=== The task ===
Will you transcribe the entries that follow, exactly and in full?

-.-.-

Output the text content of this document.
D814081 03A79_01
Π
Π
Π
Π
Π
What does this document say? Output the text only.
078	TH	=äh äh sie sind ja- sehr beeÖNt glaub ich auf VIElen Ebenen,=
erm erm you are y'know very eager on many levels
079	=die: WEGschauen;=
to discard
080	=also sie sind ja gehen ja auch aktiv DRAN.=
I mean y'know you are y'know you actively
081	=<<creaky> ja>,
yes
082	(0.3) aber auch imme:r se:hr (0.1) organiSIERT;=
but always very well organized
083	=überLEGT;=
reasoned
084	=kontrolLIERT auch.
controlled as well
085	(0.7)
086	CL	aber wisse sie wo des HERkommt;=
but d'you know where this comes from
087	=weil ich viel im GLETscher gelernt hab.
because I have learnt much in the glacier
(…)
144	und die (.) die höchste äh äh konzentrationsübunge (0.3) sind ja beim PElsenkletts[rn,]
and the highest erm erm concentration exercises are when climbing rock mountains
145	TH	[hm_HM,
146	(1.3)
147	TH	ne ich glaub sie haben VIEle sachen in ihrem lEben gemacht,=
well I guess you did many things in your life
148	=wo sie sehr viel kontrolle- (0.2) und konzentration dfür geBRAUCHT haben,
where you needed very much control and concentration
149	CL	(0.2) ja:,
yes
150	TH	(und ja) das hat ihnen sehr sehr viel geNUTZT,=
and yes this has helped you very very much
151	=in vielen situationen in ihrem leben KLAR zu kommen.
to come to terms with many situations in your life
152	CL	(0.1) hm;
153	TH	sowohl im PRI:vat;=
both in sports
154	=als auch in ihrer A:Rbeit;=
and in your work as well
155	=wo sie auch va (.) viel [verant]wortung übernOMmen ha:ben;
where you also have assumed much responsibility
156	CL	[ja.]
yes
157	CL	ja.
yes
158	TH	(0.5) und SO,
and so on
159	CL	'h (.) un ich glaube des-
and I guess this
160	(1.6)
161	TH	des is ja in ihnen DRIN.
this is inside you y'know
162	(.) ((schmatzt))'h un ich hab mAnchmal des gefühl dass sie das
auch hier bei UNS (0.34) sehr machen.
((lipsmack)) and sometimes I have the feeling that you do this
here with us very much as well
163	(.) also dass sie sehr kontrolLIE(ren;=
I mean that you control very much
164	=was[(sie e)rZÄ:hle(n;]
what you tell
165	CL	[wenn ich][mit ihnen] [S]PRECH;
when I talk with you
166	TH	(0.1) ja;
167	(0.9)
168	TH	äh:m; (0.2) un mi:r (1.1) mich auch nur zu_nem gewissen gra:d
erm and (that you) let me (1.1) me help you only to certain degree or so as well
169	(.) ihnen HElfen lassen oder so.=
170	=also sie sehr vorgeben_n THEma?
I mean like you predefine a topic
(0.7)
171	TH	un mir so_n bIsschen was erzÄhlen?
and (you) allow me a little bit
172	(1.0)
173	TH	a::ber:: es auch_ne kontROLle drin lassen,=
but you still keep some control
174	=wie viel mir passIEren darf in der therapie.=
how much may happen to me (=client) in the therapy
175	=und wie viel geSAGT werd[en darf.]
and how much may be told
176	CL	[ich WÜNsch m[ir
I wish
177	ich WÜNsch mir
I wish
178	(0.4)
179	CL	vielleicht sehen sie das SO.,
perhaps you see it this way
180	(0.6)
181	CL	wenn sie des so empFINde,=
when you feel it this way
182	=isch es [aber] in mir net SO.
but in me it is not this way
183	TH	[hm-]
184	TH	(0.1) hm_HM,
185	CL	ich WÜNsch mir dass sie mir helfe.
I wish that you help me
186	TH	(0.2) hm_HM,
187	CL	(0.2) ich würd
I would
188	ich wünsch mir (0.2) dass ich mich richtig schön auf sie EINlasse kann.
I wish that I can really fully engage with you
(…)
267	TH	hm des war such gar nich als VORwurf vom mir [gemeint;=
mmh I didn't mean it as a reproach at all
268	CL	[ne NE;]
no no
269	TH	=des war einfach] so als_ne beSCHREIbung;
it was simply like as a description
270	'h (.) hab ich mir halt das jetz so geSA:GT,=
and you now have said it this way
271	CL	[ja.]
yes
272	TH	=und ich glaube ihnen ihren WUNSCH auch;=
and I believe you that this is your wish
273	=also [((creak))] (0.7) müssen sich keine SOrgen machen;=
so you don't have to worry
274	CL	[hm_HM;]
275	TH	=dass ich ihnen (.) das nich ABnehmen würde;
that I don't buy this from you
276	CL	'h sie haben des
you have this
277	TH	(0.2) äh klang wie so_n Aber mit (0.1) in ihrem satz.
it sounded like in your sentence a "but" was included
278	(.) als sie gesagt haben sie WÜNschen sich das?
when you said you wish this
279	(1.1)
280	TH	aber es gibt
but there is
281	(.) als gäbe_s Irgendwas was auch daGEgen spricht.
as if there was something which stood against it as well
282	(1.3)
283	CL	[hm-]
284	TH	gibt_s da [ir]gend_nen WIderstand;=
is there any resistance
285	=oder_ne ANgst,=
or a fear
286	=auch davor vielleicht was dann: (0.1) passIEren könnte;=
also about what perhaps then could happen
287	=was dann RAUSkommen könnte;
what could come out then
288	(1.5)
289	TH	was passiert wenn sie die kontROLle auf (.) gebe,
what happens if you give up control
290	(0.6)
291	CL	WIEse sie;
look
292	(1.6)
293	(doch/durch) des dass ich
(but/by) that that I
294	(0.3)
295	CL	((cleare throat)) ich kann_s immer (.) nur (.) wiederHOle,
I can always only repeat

-.-.-

=== Solution to this exercise ===
Output the text content of this document.
D814081 03A79_01
Π
Π
Π
Π
Π
What does this document say? Output the text only.
078	TH	=äh äh sie sind ja- sehr beeÖNt glaub ich auf VIElen Ebenen,=
erm erm you are y'know very eager on many levels
079	=die: WEGschauen;=
to discard
080	=also sie sind ja gehen ja auch aktiv DRAN.=
I mean y'know you are y'know you actively
081	=<<creaky> ja>,
yes
082	(0.3) aber auch imme:r se:hr (0.1) organiSIERT;=
but always very well organized
083	=überLEGT;=
reasoned
084	=kontrolLIERT auch.
controlled as well
085	(0.7)
086	CL	aber wisse sie wo des HERkommt;=
but d'you know where this comes from
087	=weil ich viel im GLETscher gelernt hab.
because I have learnt much in the glacier
(…)
144	und die (.) die höchste äh äh konzentrationsübunge (0.3) sind ja beim PElsenkletts[rn,]
and the highest erm erm concentration exercises are when climbing rock mountains
145	TH	[hm_HM,
146	(1.3)
147	TH	ne ich glaub sie haben VIEle sachen in ihrem lEben gemacht,=
well I guess you did many things in your life
148	=wo sie sehr viel kontrolle- (0.2) und konzentration dfür geBRAUCHT haben,
where you needed very much control and concentration
149	CL	(0.2) ja:,
yes
150	TH	(und ja) das hat ihnen sehr sehr viel geNUTZT,=
and yes this has helped you very very much
151	=in vielen situationen in ihrem leben KLAR zu kommen.
to come to terms with many situations in your life
152	CL	(0.1) hm;
153	TH	sowohl im PRI:vat;=
both in sports
154	=als auch in ihrer A:Rbeit;=
and in your work as well
155	=wo sie auch va (.) viel [verant]wortung übernOMmen ha:ben;
where you also have assumed much responsibility
156	CL	[ja.]
yes
157	CL	ja.
yes
158	TH	(0.5) und SO,
and so on
159	CL	'h (.) un ich glaube des-
and I guess this
160	(1.6)
161	TH	des is ja in ihnen DRIN.
this is inside you y'know
162	(.) ((schmatzt))'h un ich hab mAnchmal des gefühl dass sie das
auch hier bei UNS (0.34) sehr machen.
((lipsmack)) and sometimes I have the feeling that you do this
here with us very much as well
163	(.) also dass sie sehr kontrolLIE(ren;=
I mean that you control very much
164	=was[(sie e)rZÄ:hle(n;]
what you tell
165	CL	[wenn ich][mit ihnen] [S]PRECH;
when I talk with you
166	TH	(0.1) ja;
167	(0.9)
168	TH	äh:m; (0.2) un mi:r (1.1) mich auch nur zu_nem gewissen gra:d
erm and (that you) let me (1.1) me help you only to certain degree or so as well
169	(.) ihnen HElfen lassen oder so.=
170	=also sie sehr vorgeben_n THEma?
I mean like you predefine a topic
(0.7)
171	TH	un mir so_n bIsschen was erzÄhlen?
and (you) allow me a little bit
172	(1.0)
173	TH	a::ber:: es auch_ne kontROLle drin lassen,=
but you still keep some control
174	=wie viel mir passIEren darf in der therapie.=
how much may happen to me (=client) in the therapy
175	=und wie viel geSAGT werd[en darf.]
and how much may be told
176	CL	[ich WÜNsch m[ir
I wish
177	ich WÜNsch mir
I wish
178	(0.4)
179	CL	vielleicht sehen sie das SO.,
perhaps you see it this way
180	(0.6)
181	CL	wenn sie des so empFINde,=
when you feel it this way
182	=isch es [aber] in mir net SO.
but in me it is not this way
183	TH	[hm-]
184	TH	(0.1) hm_HM,
185	CL	ich WÜNsch mir dass sie mir helfe.
I wish that you help me
186	TH	(0.2) hm_HM,
187	CL	(0.2) ich würd
I would
188	ich wünsch mir (0.2) dass ich mich richtig schön auf sie EINlasse kann.
I wish that I can really fully engage with you
(…)
267	TH	hm des war such gar nich als VORwurf vom mir [gemeint;=
mmh I didn't mean it as a reproach at all
268	CL	[ne NE;]
no no
269	TH	=des war einfach] so als_ne beSCHREIbung;
it was simply like as a description
270	'h (.) hab ich mir halt das jetz so geSA:GT,=
and you now have said it this way
271	CL	[ja.]
yes
272	TH	=und ich glaube ihnen ihren WUNSCH auch;=
and I believe you that this is your wish
273	=also [((creak))] (0.7) müssen sich keine SOrgen machen;=
so you don't have to worry
274	CL	[hm_HM;]
275	TH	=dass ich ihnen (.) das nich ABnehmen würde;
that I don't buy this from you
276	CL	'h sie haben des
you have this
277	TH	(0.2) äh klang wie so_n Aber mit (0.1) in ihrem satz.
it sounded like in your sentence a "but" was included
278	(.) als sie gesagt haben sie WÜNschen sich das?
when you said you wish this
279	(1.1)
280	TH	aber es gibt
but there is
281	(.) als gäbe_s Irgendwas was auch daGEgen spricht.
as if there was something which stood against it as well
282	(1.3)
283	CL	[hm-]
284	TH	gibt_s da [ir]gend_nen WIderstand;=
is there any resistance
285	=oder_ne ANgst,=
or a fear
286	=auch davor vielleicht was dann: (0.1) passIEren könnte;=
also about what perhaps then could happen
287	=was dann RAUSkommen könnte;
what could come out then
288	(1.5)
289	TH	was passiert wenn sie die kontROLle auf (.) gebe,
what happens if you give up control
290	(0.6)
291	CL	WIEse sie;
look
292	(1.6)
293	(doch/durch) des dass ich
(but/by) that that I
294	(0.3)
295	CL	((cleare throat)) ich kann_s immer (.) nur (.) wiederHOle,
I can always only repeat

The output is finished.